Entries shown —

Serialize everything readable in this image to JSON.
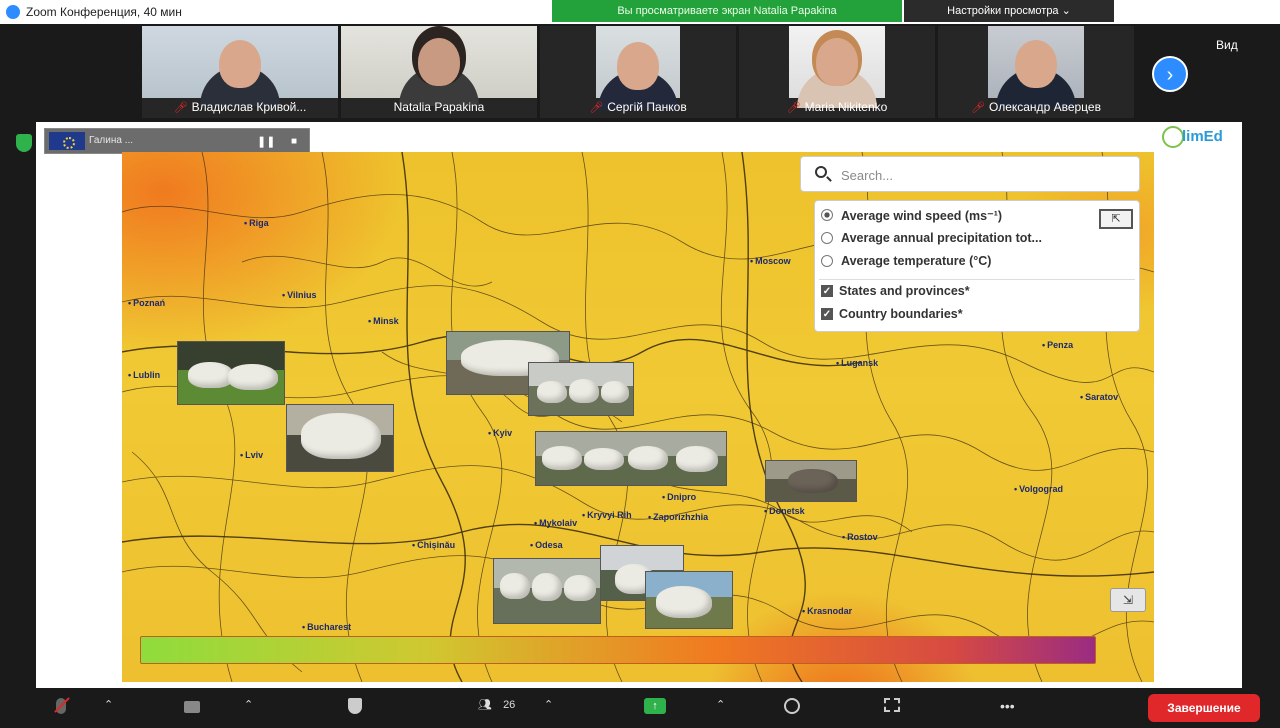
{
  "window": {
    "title": "Zoom Конференция, 40 мин",
    "share_banner": "Вы просматриваете экран Natalia Papakina",
    "view_options": "Настройки просмотра ⌄"
  },
  "participants": [
    {
      "name": "Владислав Кривой...",
      "muted": true
    },
    {
      "name": "Natalia Papakina",
      "muted": false
    },
    {
      "name": "Сергій Панков",
      "muted": true
    },
    {
      "name": "Maria Nikitenko",
      "muted": true
    },
    {
      "name": "Олександр Аверцев",
      "muted": true
    }
  ],
  "strip": {
    "next_page_icon": "›",
    "view_label": "Вид"
  },
  "share_toolbar": {
    "title": "Галина ..."
  },
  "brand": {
    "logo_text": "limEd"
  },
  "search": {
    "placeholder": "Search..."
  },
  "layers": {
    "base": [
      {
        "label": "Average wind speed (ms⁻¹)",
        "selected": true
      },
      {
        "label": "Average annual precipitation tot...",
        "selected": false
      },
      {
        "label": "Average temperature (°C)",
        "selected": false
      }
    ],
    "overlays": [
      {
        "label": "States and provinces*",
        "checked": true
      },
      {
        "label": "Country boundaries*",
        "checked": true
      }
    ],
    "collapse_icon": "⇱",
    "expand_icon": "⇲"
  },
  "map_labels": [
    "Moscow",
    "Minsk",
    "Riga",
    "Vilnius",
    "Lublin",
    "Kyiv",
    "Lviv",
    "Poznań",
    "Lugansk",
    "Penza",
    "Saratov",
    "Volgograd",
    "Dnipro",
    "Zaporizhzhia",
    "Kryvyi Rih",
    "Odesa",
    "Chișinău",
    "Mykolaiv",
    "Rostov",
    "Krasnodar",
    "Bucharest",
    "Donetsk"
  ],
  "toolbar": {
    "participants_count": "26",
    "end_label": "Завершение"
  }
}
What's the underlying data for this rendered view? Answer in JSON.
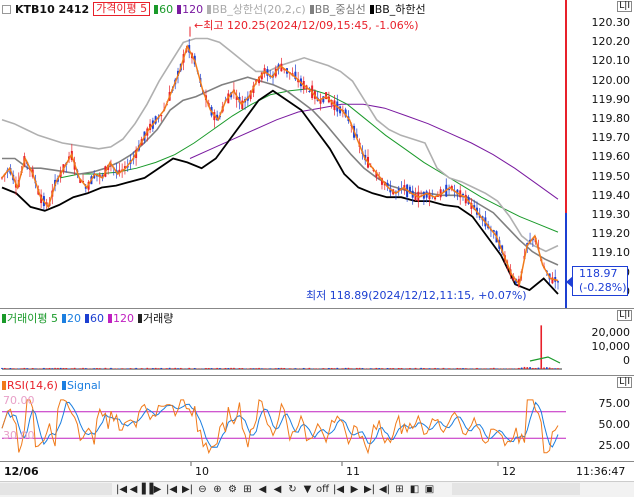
{
  "price_panel": {
    "legend": {
      "symbol": "KTB10 2412",
      "envelope": "가격이평 5",
      "ma60": "60",
      "ma120": "120",
      "bb_upper": "BB_상한선(20,2,c)",
      "bb_mid": "BB_중심선",
      "bb_lower": "BB_하한선"
    },
    "high_annotation": "←최고 120.25(2024/12/09,15:45, -1.06%)",
    "low_annotation": "최저 118.89(2024/12/12,11:15, +0.07%)",
    "current_price": "118.97",
    "current_change": "(-0.28%)",
    "axis_ticks": [
      "120.30",
      "120.20",
      "120.10",
      "120.00",
      "119.90",
      "119.80",
      "119.70",
      "119.60",
      "119.50",
      "119.40",
      "119.30",
      "119.20",
      "119.10",
      "119.00",
      "118.90"
    ]
  },
  "volume_panel": {
    "legend": {
      "title": "거래이평 5",
      "ma20": "20",
      "ma60": "60",
      "ma120": "120",
      "label": "거래량"
    },
    "axis_ticks": [
      "20,000",
      "10,000",
      "0"
    ]
  },
  "rsi_panel": {
    "legend": {
      "rsi": "RSI(14,6)",
      "signal": "Signal"
    },
    "level_high": "70.00",
    "level_low": "30.00",
    "axis_ticks": [
      "75.00",
      "50.00",
      "25.00"
    ]
  },
  "time_axis": {
    "labels": [
      "12/06",
      "10",
      "11",
      "12"
    ],
    "clock": "11:36:47"
  },
  "toolbar": {
    "buttons": [
      "|◀",
      "◀",
      "▐▐",
      "▶",
      "|◀",
      "▶|",
      "⊖",
      "⊕",
      "⚙",
      "⊞",
      "◀",
      "◀",
      "↻",
      "▼",
      "off",
      "|◀",
      "▶",
      "▶|",
      "◀|",
      "⊞",
      "◧",
      "▣"
    ]
  },
  "colors": {
    "candle_up": "#e8202a",
    "candle_down": "#1c3fd1",
    "envelope": "#f07a1a",
    "ma60": "#1a9a2a",
    "ma120": "#7a1aa0",
    "bb_upper": "#b0b0b0",
    "bb_mid": "#808080",
    "bb_lower": "#000000",
    "rsi": "#f07a1a",
    "signal": "#1c7fe0",
    "rsi_level": "#c020c0"
  },
  "chart_data": {
    "type": "candlestick",
    "price_range": [
      118.85,
      120.32
    ],
    "x_sections": [
      "12/06",
      "10",
      "11",
      "12"
    ],
    "high": {
      "value": 120.25,
      "time": "2024/12/09 15:45"
    },
    "low": {
      "value": 118.89,
      "time": "2024/12/12 11:15"
    },
    "last": 118.97,
    "close_path": [
      119.5,
      119.55,
      119.45,
      119.6,
      119.52,
      119.4,
      119.35,
      119.48,
      119.55,
      119.62,
      119.5,
      119.45,
      119.52,
      119.5,
      119.58,
      119.52,
      119.55,
      119.6,
      119.68,
      119.75,
      119.8,
      119.85,
      119.95,
      120.05,
      120.18,
      120.1,
      119.95,
      119.85,
      119.8,
      119.9,
      119.95,
      119.88,
      119.92,
      120.0,
      120.05,
      120.02,
      120.08,
      120.05,
      120.02,
      119.98,
      119.95,
      119.9,
      119.92,
      119.88,
      119.85,
      119.8,
      119.7,
      119.6,
      119.55,
      119.5,
      119.45,
      119.42,
      119.45,
      119.42,
      119.4,
      119.42,
      119.4,
      119.42,
      119.45,
      119.42,
      119.4,
      119.35,
      119.3,
      119.25,
      119.2,
      119.1,
      119.0,
      118.95,
      119.15,
      119.2,
      119.05,
      118.98,
      118.97
    ],
    "bb_upper_path": [
      119.8,
      119.78,
      119.75,
      119.72,
      119.7,
      119.68,
      119.67,
      119.66,
      119.65,
      119.66,
      119.7,
      119.78,
      119.88,
      120.0,
      120.1,
      120.2,
      120.22,
      120.22,
      120.2,
      120.15,
      120.1,
      120.05,
      120.05,
      120.08,
      120.1,
      120.12,
      120.1,
      120.08,
      120.05,
      120.0,
      119.9,
      119.8,
      119.75,
      119.72,
      119.7,
      119.68,
      119.55,
      119.5,
      119.48,
      119.45,
      119.42,
      119.38,
      119.3,
      119.2,
      119.15,
      119.12,
      119.15
    ],
    "bb_mid_path": [
      119.6,
      119.6,
      119.55,
      119.55,
      119.54,
      119.53,
      119.52,
      119.53,
      119.55,
      119.58,
      119.62,
      119.68,
      119.75,
      119.85,
      119.9,
      119.92,
      119.95,
      119.98,
      120.0,
      120.02,
      120.0,
      119.98,
      119.95,
      119.9,
      119.85,
      119.78,
      119.7,
      119.62,
      119.55,
      119.5,
      119.46,
      119.44,
      119.42,
      119.42,
      119.41,
      119.41,
      119.4,
      119.36,
      119.32,
      119.25,
      119.18,
      119.12,
      119.08,
      119.05
    ],
    "bb_lower_path": [
      119.45,
      119.42,
      119.35,
      119.33,
      119.36,
      119.4,
      119.42,
      119.45,
      119.46,
      119.48,
      119.5,
      119.55,
      119.6,
      119.58,
      119.55,
      119.6,
      119.7,
      119.8,
      119.9,
      119.95,
      119.9,
      119.85,
      119.75,
      119.65,
      119.52,
      119.45,
      119.42,
      119.4,
      119.4,
      119.38,
      119.38,
      119.36,
      119.35,
      119.3,
      119.2,
      119.1,
      118.95,
      118.92,
      118.98,
      118.9
    ],
    "ma60_path": [
      119.5,
      119.52,
      119.52,
      119.53,
      119.55,
      119.58,
      119.62,
      119.68,
      119.75,
      119.82,
      119.88,
      119.93,
      119.95,
      119.96,
      119.93,
      119.88,
      119.8,
      119.72,
      119.65,
      119.58,
      119.52,
      119.46,
      119.4,
      119.35,
      119.3,
      119.26,
      119.22
    ],
    "ma120_path": [
      119.6,
      119.65,
      119.7,
      119.75,
      119.8,
      119.84,
      119.86,
      119.88,
      119.88,
      119.86,
      119.82,
      119.78,
      119.73,
      119.68,
      119.62,
      119.55,
      119.47,
      119.39
    ],
    "volume_range": [
      0,
      28000
    ],
    "volume_spike": 26000,
    "rsi_range": [
      0,
      100
    ],
    "rsi_levels": [
      70,
      30
    ]
  }
}
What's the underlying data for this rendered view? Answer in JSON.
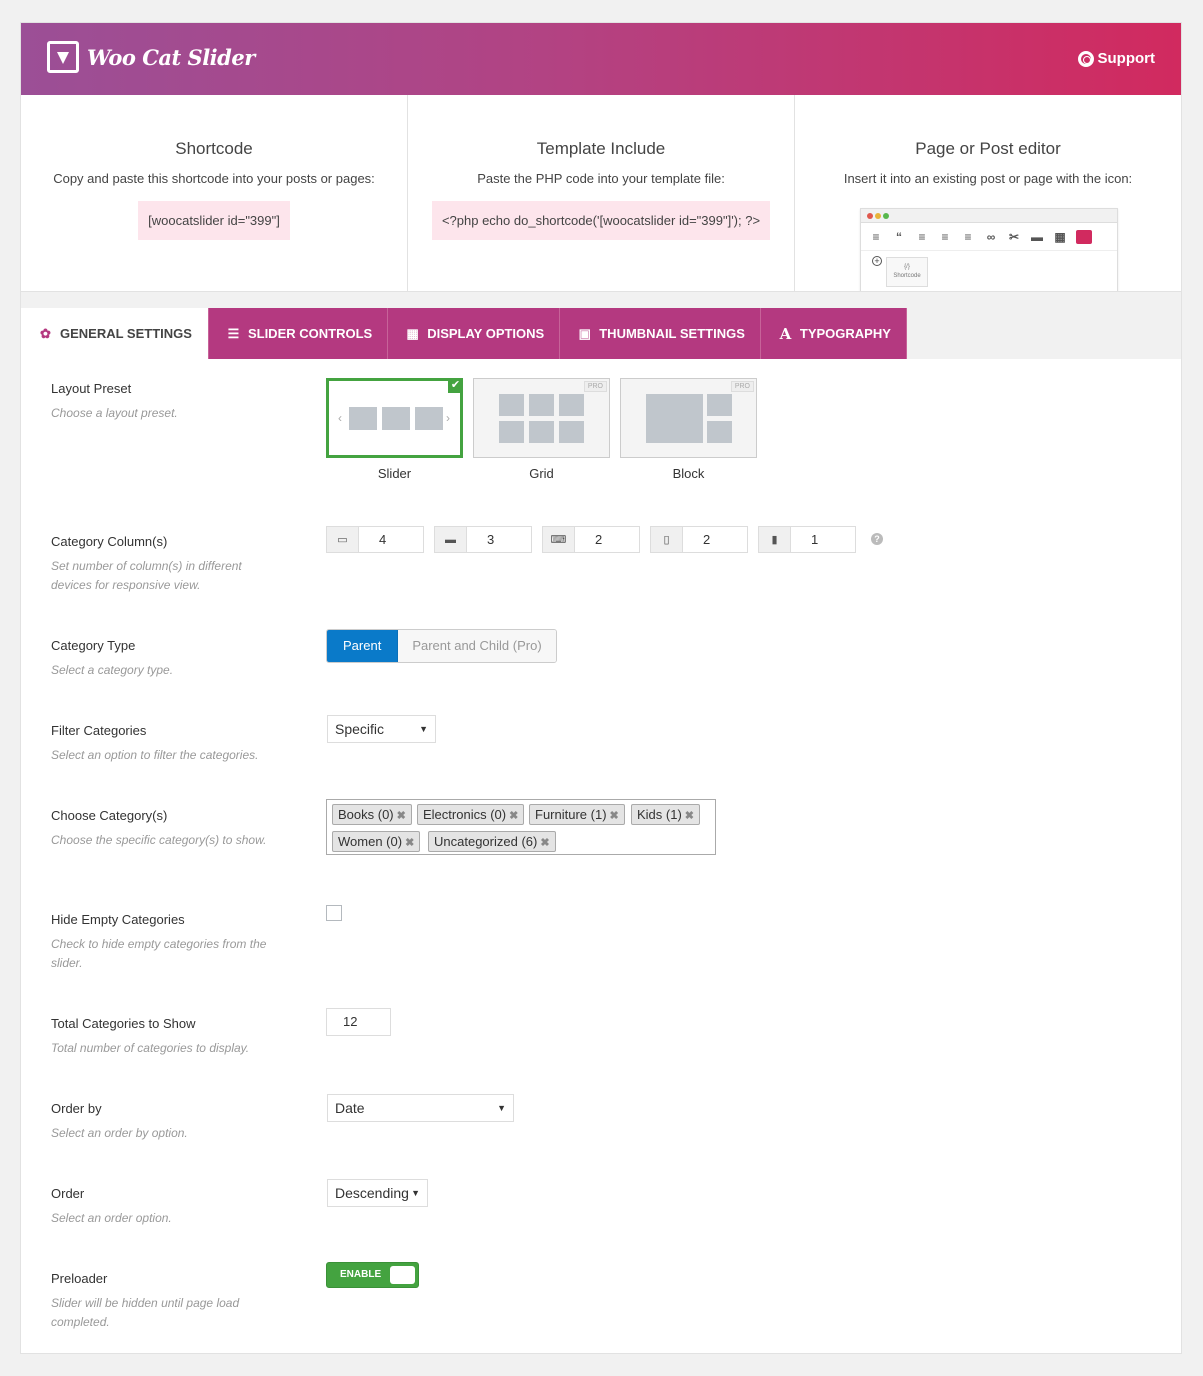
{
  "header": {
    "title": "Woo Cat Slider",
    "support_label": "Support"
  },
  "shortcode": {
    "title": "Shortcode",
    "desc": "Copy and paste this shortcode into your posts or pages:",
    "code": "[woocatslider id=\"399\"]"
  },
  "template": {
    "title": "Template Include",
    "desc": "Paste the PHP code into your template file:",
    "code": "<?php echo do_shortcode('[woocatslider id=\"399\"]'); ?>"
  },
  "editor": {
    "title": "Page or Post editor",
    "desc": "Insert it into an existing post or page with the icon:",
    "shortcode_label": "Shortcode",
    "shortcode_glyph": "{/}"
  },
  "tabs": [
    {
      "label": "General Settings",
      "icon": "gear-icon"
    },
    {
      "label": "Slider Controls",
      "icon": "sliders-icon"
    },
    {
      "label": "Display Options",
      "icon": "grid-icon"
    },
    {
      "label": "Thumbnail Settings",
      "icon": "image-icon"
    },
    {
      "label": "Typography",
      "icon": "font-icon"
    }
  ],
  "layout_preset": {
    "label": "Layout Preset",
    "desc": "Choose a layout preset.",
    "options": [
      {
        "name": "Slider",
        "selected": true
      },
      {
        "name": "Grid",
        "badge": "PRO"
      },
      {
        "name": "Block",
        "badge": "PRO"
      }
    ]
  },
  "columns": {
    "label": "Category Column(s)",
    "desc": "Set number of column(s) in different devices for responsive view.",
    "values": [
      "4",
      "3",
      "2",
      "2",
      "1"
    ],
    "icons": [
      "large-desktop-icon",
      "desktop-icon",
      "laptop-icon",
      "tablet-icon",
      "mobile-icon"
    ]
  },
  "category_type": {
    "label": "Category Type",
    "desc": "Select a category type.",
    "option_active": "Parent",
    "option_inactive": "Parent and Child (Pro)"
  },
  "filter": {
    "label": "Filter Categories",
    "desc": "Select an option to filter the categories.",
    "value": "Specific"
  },
  "choose": {
    "label": "Choose Category(s)",
    "desc": "Choose the specific category(s) to show.",
    "tags": [
      "Books (0)",
      "Electronics (0)",
      "Furniture (1)",
      "Kids (1)",
      "Women (0)",
      "Uncategorized (6)"
    ]
  },
  "hide_empty": {
    "label": "Hide Empty Categories",
    "desc": "Check to hide empty categories from the slider.",
    "checked": false
  },
  "total": {
    "label": "Total Categories to Show",
    "desc": "Total number of categories to display.",
    "value": "12"
  },
  "order_by": {
    "label": "Order by",
    "desc": "Select an order by option.",
    "value": "Date"
  },
  "order": {
    "label": "Order",
    "desc": "Select an order option.",
    "value": "Descending"
  },
  "preloader": {
    "label": "Preloader",
    "desc": "Slider will be hidden until page load completed.",
    "toggle_label": "ENABLE",
    "enabled": true
  },
  "colors": {
    "accent": "#b43980",
    "brand_end": "#d12a5f",
    "success": "#44a340",
    "primary": "#0a7ac9"
  }
}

Requirement — Identify and copy lines that hold the string "image".

Task result —
Serialize everything readable in this image to JSON.
      "icon": "image-icon"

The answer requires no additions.